Task requirements - Of all the lines in these entries, how many contain the string "смерти"? Give only that count.
☆ ☆ ☆
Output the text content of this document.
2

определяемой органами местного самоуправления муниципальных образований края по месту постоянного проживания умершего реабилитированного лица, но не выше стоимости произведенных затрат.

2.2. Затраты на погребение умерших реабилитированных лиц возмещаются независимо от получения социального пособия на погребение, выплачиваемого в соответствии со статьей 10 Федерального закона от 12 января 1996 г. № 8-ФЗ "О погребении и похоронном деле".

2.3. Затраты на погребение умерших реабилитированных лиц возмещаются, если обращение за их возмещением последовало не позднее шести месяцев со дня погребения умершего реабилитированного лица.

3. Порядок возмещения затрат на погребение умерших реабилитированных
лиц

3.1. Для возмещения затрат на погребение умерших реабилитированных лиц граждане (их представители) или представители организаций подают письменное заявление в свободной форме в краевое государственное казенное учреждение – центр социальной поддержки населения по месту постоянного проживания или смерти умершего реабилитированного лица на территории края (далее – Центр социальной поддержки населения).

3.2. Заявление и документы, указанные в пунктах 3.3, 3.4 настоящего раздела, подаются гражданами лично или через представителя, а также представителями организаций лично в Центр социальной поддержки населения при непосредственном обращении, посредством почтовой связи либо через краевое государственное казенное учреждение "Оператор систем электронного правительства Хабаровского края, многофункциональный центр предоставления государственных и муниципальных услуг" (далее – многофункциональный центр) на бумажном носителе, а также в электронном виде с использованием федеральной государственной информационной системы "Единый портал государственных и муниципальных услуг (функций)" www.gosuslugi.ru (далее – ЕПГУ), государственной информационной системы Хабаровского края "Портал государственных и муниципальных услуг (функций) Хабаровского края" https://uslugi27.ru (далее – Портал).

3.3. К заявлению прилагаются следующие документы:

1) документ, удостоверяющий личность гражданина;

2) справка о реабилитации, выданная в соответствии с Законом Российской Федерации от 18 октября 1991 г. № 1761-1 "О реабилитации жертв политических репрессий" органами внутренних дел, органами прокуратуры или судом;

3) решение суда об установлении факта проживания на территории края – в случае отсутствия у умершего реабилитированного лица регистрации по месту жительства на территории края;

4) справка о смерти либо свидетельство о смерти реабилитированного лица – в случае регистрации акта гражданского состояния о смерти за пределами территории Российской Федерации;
☆ ☆ ☆
Complete response - 2